Determine how many lines below hold the string "that". Reply with the number alone.

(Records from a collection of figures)
◇ ◇ ◇

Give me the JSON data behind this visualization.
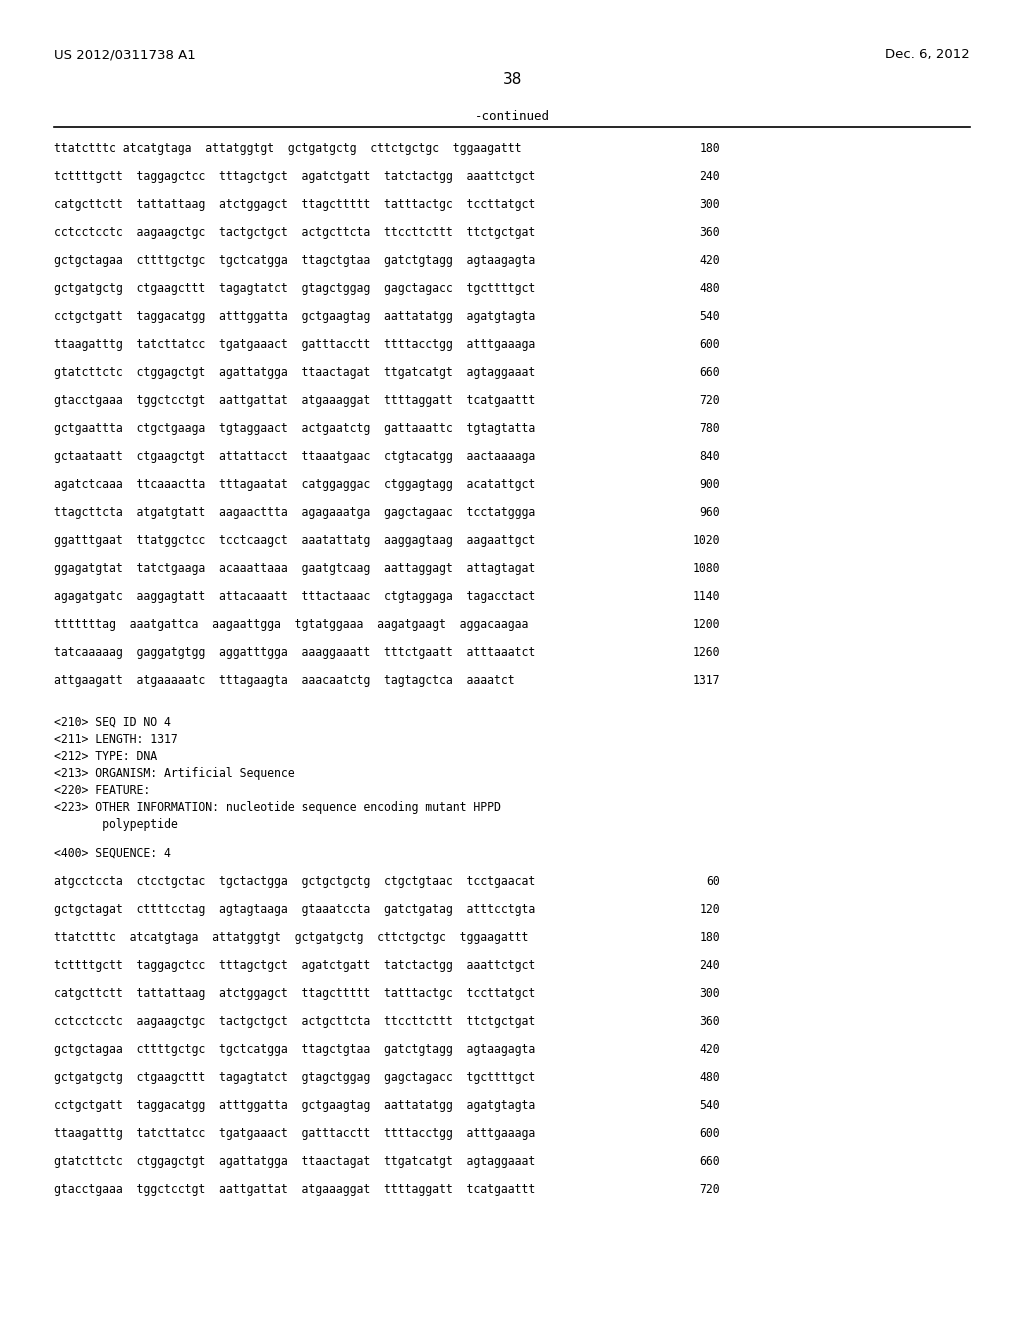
{
  "header_left": "US 2012/0311738 A1",
  "header_right": "Dec. 6, 2012",
  "page_number": "38",
  "continued_label": "-continued",
  "background_color": "#ffffff",
  "text_color": "#000000",
  "sequence_lines_top": [
    [
      "ttatctttc atcatgtaga  attatggtgt  gctgatgctg  cttctgctgc  tggaagattt",
      "180"
    ],
    [
      "tcttttgctt  taggagctcc  tttagctgct  agatctgatt  tatctactgg  aaattctgct",
      "240"
    ],
    [
      "catgcttctt  tattattaag  atctggagct  ttagcttttt  tatttactgc  tccttatgct",
      "300"
    ],
    [
      "cctcctcctc  aagaagctgc  tactgctgct  actgcttcta  ttccttcttt  ttctgctgat",
      "360"
    ],
    [
      "gctgctagaa  cttttgctgc  tgctcatgga  ttagctgtaa  gatctgtagg  agtaagagta",
      "420"
    ],
    [
      "gctgatgctg  ctgaagcttt  tagagtatct  gtagctggag  gagctagacc  tgcttttgct",
      "480"
    ],
    [
      "cctgctgatt  taggacatgg  atttggatta  gctgaagtag  aattatatgg  agatgtagta",
      "540"
    ],
    [
      "ttaagatttg  tatcttatcc  tgatgaaact  gatttacctt  ttttacctgg  atttgaaaga",
      "600"
    ],
    [
      "gtatcttctc  ctggagctgt  agattatgga  ttaactagat  ttgatcatgt  agtaggaaat",
      "660"
    ],
    [
      "gtacctgaaa  tggctcctgt  aattgattat  atgaaaggat  ttttaggatt  tcatgaattt",
      "720"
    ],
    [
      "gctgaattta  ctgctgaaga  tgtaggaact  actgaatctg  gattaaattc  tgtagtatta",
      "780"
    ],
    [
      "gctaataatt  ctgaagctgt  attattacct  ttaaatgaac  ctgtacatgg  aactaaaaga",
      "840"
    ],
    [
      "agatctcaaa  ttcaaactta  tttagaatat  catggaggac  ctggagtagg  acatattgct",
      "900"
    ],
    [
      "ttagcttcta  atgatgtatt  aagaacttta  agagaaatga  gagctagaac  tcctatggga",
      "960"
    ],
    [
      "ggatttgaat  ttatggctcc  tcctcaagct  aaatattatg  aaggagtaag  aagaattgct",
      "1020"
    ],
    [
      "ggagatgtat  tatctgaaga  acaaattaaa  gaatgtcaag  aattaggagt  attagtagat",
      "1080"
    ],
    [
      "agagatgatc  aaggagtatt  attacaaatt  tttactaaac  ctgtaggaga  tagacctact",
      "1140"
    ],
    [
      "tttttttag  aaatgattca  aagaattgga  tgtatggaaa  aagatgaagt  aggacaagaa",
      "1200"
    ],
    [
      "tatcaaaaag  gaggatgtgg  aggatttgga  aaaggaaatt  tttctgaatt  atttaaatct",
      "1260"
    ],
    [
      "attgaagatt  atgaaaaatc  tttagaagta  aaacaatctg  tagtagctca  aaaatct",
      "1317"
    ]
  ],
  "metadata_lines": [
    "<210> SEQ ID NO 4",
    "<211> LENGTH: 1317",
    "<212> TYPE: DNA",
    "<213> ORGANISM: Artificial Sequence",
    "<220> FEATURE:",
    "<223> OTHER INFORMATION: nucleotide sequence encoding mutant HPPD",
    "       polypeptide"
  ],
  "sequence4_label": "<400> SEQUENCE: 4",
  "sequence4_lines": [
    [
      "atgcctccta  ctcctgctac  tgctactgga  gctgctgctg  ctgctgtaac  tcctgaacat",
      "60"
    ],
    [
      "gctgctagat  cttttcctag  agtagtaaga  gtaaatccta  gatctgatag  atttcctgta",
      "120"
    ],
    [
      "ttatctttc  atcatgtaga  attatggtgt  gctgatgctg  cttctgctgc  tggaagattt",
      "180"
    ],
    [
      "tcttttgctt  taggagctcc  tttagctgct  agatctgatt  tatctactgg  aaattctgct",
      "240"
    ],
    [
      "catgcttctt  tattattaag  atctggagct  ttagcttttt  tatttactgc  tccttatgct",
      "300"
    ],
    [
      "cctcctcctc  aagaagctgc  tactgctgct  actgcttcta  ttccttcttt  ttctgctgat",
      "360"
    ],
    [
      "gctgctagaa  cttttgctgc  tgctcatgga  ttagctgtaa  gatctgtagg  agtaagagta",
      "420"
    ],
    [
      "gctgatgctg  ctgaagcttt  tagagtatct  gtagctggag  gagctagacc  tgcttttgct",
      "480"
    ],
    [
      "cctgctgatt  taggacatgg  atttggatta  gctgaagtag  aattatatgg  agatgtagta",
      "540"
    ],
    [
      "ttaagatttg  tatcttatcc  tgatgaaact  gatttacctt  ttttacctgg  atttgaaaga",
      "600"
    ],
    [
      "gtatcttctc  ctggagctgt  agattatgga  ttaactagat  ttgatcatgt  agtaggaaat",
      "660"
    ],
    [
      "gtacctgaaa  tggctcctgt  aattgattat  atgaaaggat  ttttaggatt  tcatgaattt",
      "720"
    ]
  ]
}
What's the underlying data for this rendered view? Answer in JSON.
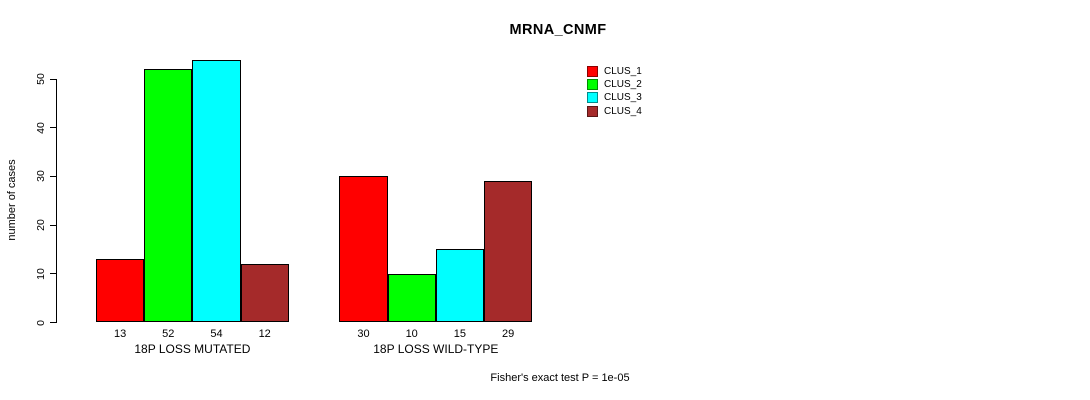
{
  "chart_data": {
    "type": "bar",
    "title": "MRNA_CNMF",
    "ylabel": "number of cases",
    "xlabel": "",
    "categories": [
      "18P LOSS MUTATED",
      "18P LOSS WILD-TYPE"
    ],
    "series": [
      {
        "name": "CLUS_1",
        "color": "#FF0000",
        "values": [
          13,
          30
        ]
      },
      {
        "name": "CLUS_2",
        "color": "#00FF00",
        "values": [
          52,
          10
        ]
      },
      {
        "name": "CLUS_3",
        "color": "#00FFFF",
        "values": [
          54,
          15
        ]
      },
      {
        "name": "CLUS_4",
        "color": "#A52A2A",
        "values": [
          12,
          29
        ]
      }
    ],
    "bar_value_labels": [
      [
        13,
        52,
        54,
        12
      ],
      [
        30,
        10,
        15,
        29
      ]
    ],
    "yticks": [
      0,
      10,
      20,
      30,
      40,
      50
    ],
    "ylim": [
      0,
      54
    ],
    "grid": false,
    "legend_position": "top-right-inside",
    "legend_entries": [
      "CLUS_1",
      "CLUS_2",
      "CLUS_3",
      "CLUS_4"
    ],
    "annotation": "Fisher's exact test P = 1e-05"
  },
  "colors": {
    "axis": "#000000",
    "text": "#000000",
    "background": "#FFFFFF"
  }
}
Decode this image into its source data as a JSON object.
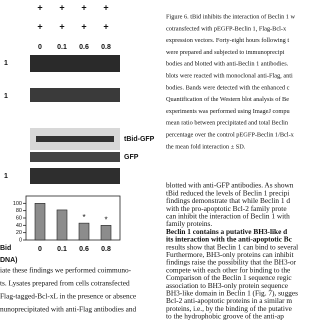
{
  "blot": {
    "plus_rows": [
      [
        "+",
        "+",
        "+",
        "+"
      ],
      [
        "+",
        "+",
        "+",
        "+"
      ]
    ],
    "doses": [
      "0",
      "0.1",
      "0.6",
      "0.8"
    ],
    "band_labels": [
      "1",
      "1",
      "tBid-GFP",
      "GFP",
      "1"
    ]
  },
  "chart_data": {
    "type": "bar",
    "categories": [
      "0",
      "0.1",
      "0.6",
      "0.8"
    ],
    "values": [
      100,
      82,
      46,
      40
    ],
    "color": "#8c8c8c",
    "ylim": [
      0,
      120
    ],
    "yticks": [
      0,
      20,
      40,
      60,
      80,
      100
    ],
    "xlabel_lines": [
      "Bid",
      "DNA)"
    ],
    "annotations": [
      {
        "text": "*",
        "category": "0.6"
      },
      {
        "text": "*",
        "category": "0.8"
      }
    ]
  },
  "caption": {
    "lines": [
      "Figure 6. tBid inhibits the interaction of Beclin 1 w",
      "cotransfected with pEGFP-Beclin 1, Flag-Bcl-x",
      "expression vectors. Forty-eight hours following t",
      "were prepared and subjected to immunoprecipi",
      "bodies and blotted with anti-Beclin 1 antibodies.",
      "blots were reacted with monoclonal anti-Flag, anti",
      "bodies. Bands were detected with the enhanced c",
      "Quantification of the Western blot analysis of Be",
      "experiments was performed using ImageJ compu",
      "mean ratio between precipitated and total Beclin",
      "percentage over the control pEGFP-Beclin 1/Bcl-x",
      "the mean fold interaction ± SD."
    ]
  },
  "body_right": {
    "lines_before": [
      "blotted with anti-GFP antibodies. As shown",
      "tBid reduced the levels of Beclin 1 precipi",
      "findings demonstrate that while Beclin 1 d",
      "with the pro-apoptotic Bcl-2 family prote",
      "can inhibit the interaction of Beclin 1 with",
      "family proteins."
    ],
    "heading_lines": [
      "Beclin 1 contains a putative BH3-like d",
      "its interaction with the anti-apoptotic Bc"
    ],
    "lines_after": [
      "results show that Beclin 1 can bind to several",
      "Furthermore, BH3-only proteins can inhibit",
      "findings raise the possibility that the BH3-or",
      "compete with each other for binding to the",
      "Comparison of the Beclin 1 sequence regic",
      "association to BH3-only protein sequence",
      "BH3-like domain in Beclin 1 (Fig. 7), sugges",
      "Bcl-2 anti-apoptotic proteins in a similar m",
      "proteins, i.e., by the binding of the putative",
      "to the hydrophobic groove of the anti-ap"
    ]
  },
  "body_left": {
    "lines": [
      "iate these findings we performed coimmuno-",
      "ts. Lysates prepared from cells cotransfected",
      "Flag-tagged-Bcl-xL in the presence or absence",
      "nunoprecipitated with anti-Flag antibodies and"
    ]
  }
}
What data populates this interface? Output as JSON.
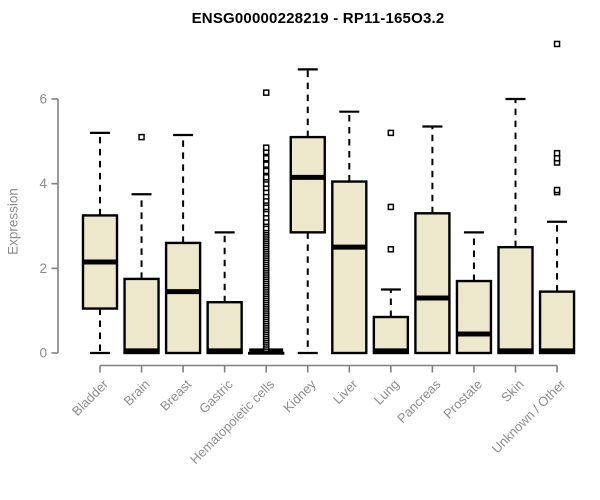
{
  "chart_data": {
    "type": "boxplot",
    "title": "ENSG00000228219 - RP11-165O3.2",
    "ylabel": "Expression",
    "xlabel": "",
    "ylim": [
      0,
      7.5
    ],
    "yticks": [
      0,
      2,
      4,
      6
    ],
    "grid": false,
    "legend": "none",
    "categories": [
      "Bladder",
      "Brain",
      "Breast",
      "Gastric",
      "Hematopoietic cells",
      "Kidney",
      "Liver",
      "Lung",
      "Pancreas",
      "Prostate",
      "Skin",
      "Unknown / Other"
    ],
    "series": [
      {
        "name": "Bladder",
        "whisker_low": 0,
        "q1": 1.05,
        "median": 2.15,
        "q3": 3.25,
        "whisker_high": 5.2,
        "outliers": []
      },
      {
        "name": "Brain",
        "whisker_low": 0,
        "q1": 0,
        "median": 0.05,
        "q3": 1.75,
        "whisker_high": 3.75,
        "outliers": [
          5.1
        ]
      },
      {
        "name": "Breast",
        "whisker_low": 0,
        "q1": 0,
        "median": 1.45,
        "q3": 2.6,
        "whisker_high": 5.15,
        "outliers": []
      },
      {
        "name": "Gastric",
        "whisker_low": 0,
        "q1": 0,
        "median": 0.05,
        "q3": 1.2,
        "whisker_high": 2.85,
        "outliers": []
      },
      {
        "name": "Hematopoietic cells",
        "whisker_low": 0,
        "q1": 0,
        "median": 0.05,
        "q3": 0,
        "whisker_high": 0,
        "outliers": [
          0.1,
          0.15,
          0.2,
          0.25,
          0.3,
          0.35,
          0.4,
          0.45,
          0.5,
          0.55,
          0.6,
          0.65,
          0.7,
          0.75,
          0.8,
          0.85,
          0.9,
          0.95,
          1.0,
          1.05,
          1.1,
          1.15,
          1.2,
          1.25,
          1.3,
          1.35,
          1.4,
          1.45,
          1.5,
          1.55,
          1.6,
          1.65,
          1.7,
          1.75,
          1.8,
          1.85,
          1.9,
          1.95,
          2.0,
          2.05,
          2.1,
          2.15,
          2.2,
          2.25,
          2.3,
          2.35,
          2.4,
          2.45,
          2.5,
          2.55,
          2.6,
          2.65,
          2.7,
          2.75,
          2.8,
          2.85,
          2.9,
          2.95,
          3.05,
          3.1,
          3.2,
          3.3,
          3.4,
          3.45,
          3.55,
          3.6,
          3.7,
          3.8,
          3.9,
          4.0,
          4.1,
          4.15,
          4.3,
          4.45,
          4.6,
          4.75,
          4.85,
          6.15
        ]
      },
      {
        "name": "Kidney",
        "whisker_low": 0,
        "q1": 2.85,
        "median": 4.15,
        "q3": 5.1,
        "whisker_high": 6.7,
        "outliers": []
      },
      {
        "name": "Liver",
        "whisker_low": 0,
        "q1": 0,
        "median": 2.5,
        "q3": 4.05,
        "whisker_high": 5.7,
        "outliers": []
      },
      {
        "name": "Lung",
        "whisker_low": 0,
        "q1": 0,
        "median": 0.05,
        "q3": 0.85,
        "whisker_high": 1.5,
        "outliers": [
          2.45,
          3.45,
          5.2
        ]
      },
      {
        "name": "Pancreas",
        "whisker_low": 0,
        "q1": 0,
        "median": 1.3,
        "q3": 3.3,
        "whisker_high": 5.35,
        "outliers": []
      },
      {
        "name": "Prostate",
        "whisker_low": 0,
        "q1": 0,
        "median": 0.45,
        "q3": 1.7,
        "whisker_high": 2.85,
        "outliers": []
      },
      {
        "name": "Skin",
        "whisker_low": 0,
        "q1": 0,
        "median": 0.05,
        "q3": 2.5,
        "whisker_high": 6.0,
        "outliers": []
      },
      {
        "name": "Unknown / Other",
        "whisker_low": 0,
        "q1": 0,
        "median": 0.05,
        "q3": 1.45,
        "whisker_high": 3.1,
        "outliers": [
          3.8,
          3.85,
          4.5,
          4.6,
          4.72,
          7.3
        ]
      }
    ],
    "style": {
      "box_fill": "#EDE8CC",
      "box_stroke": "#000000",
      "median_color": "#000000",
      "whisker_color": "#000000",
      "outlier_color": "#000000",
      "axis_color": "#808080",
      "tick_label_color": "#8c8c8c",
      "title_color": "#000000",
      "background": "#ffffff"
    }
  }
}
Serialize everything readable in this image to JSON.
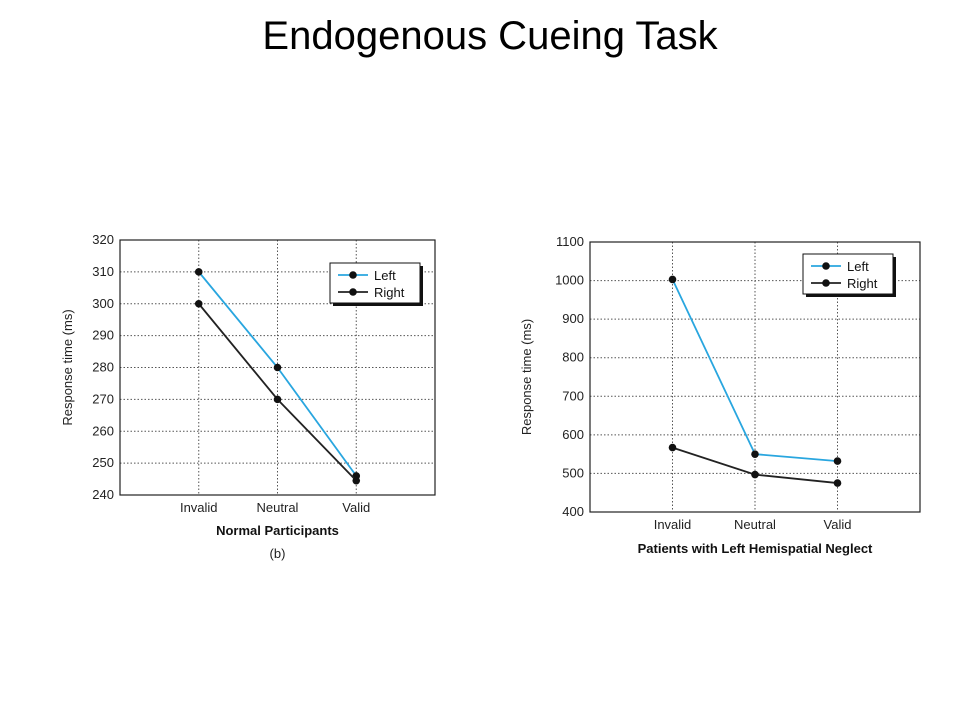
{
  "slide": {
    "title": "Endogenous Cueing Task"
  },
  "chart_data": [
    {
      "type": "line",
      "categories": [
        "Invalid",
        "Neutral",
        "Valid"
      ],
      "series": [
        {
          "name": "Left",
          "values": [
            310,
            280,
            246
          ],
          "color": "#29a6df"
        },
        {
          "name": "Right",
          "values": [
            300,
            270,
            244.5
          ],
          "color": "#222222"
        }
      ],
      "xlabel": "Normal Participants",
      "ylabel": "Response time (ms)",
      "subcaption": "(b)",
      "ylim": [
        240,
        320
      ],
      "yticks": [
        240,
        250,
        260,
        270,
        280,
        290,
        300,
        310,
        320
      ],
      "grid": true,
      "legend": "top-right"
    },
    {
      "type": "line",
      "categories": [
        "Invalid",
        "Neutral",
        "Valid"
      ],
      "series": [
        {
          "name": "Left",
          "values": [
            1003,
            550,
            532
          ],
          "color": "#29a6df"
        },
        {
          "name": "Right",
          "values": [
            567,
            497,
            475
          ],
          "color": "#222222"
        }
      ],
      "xlabel": "Patients with Left Hemispatial Neglect",
      "ylabel": "Response time (ms)",
      "ylim": [
        400,
        1100
      ],
      "yticks": [
        400,
        500,
        600,
        700,
        800,
        900,
        1000,
        1100
      ],
      "grid": true,
      "legend": "top-right"
    }
  ]
}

◇ ◇ ◇

• SOLUTION TO THE EXERCISE: 3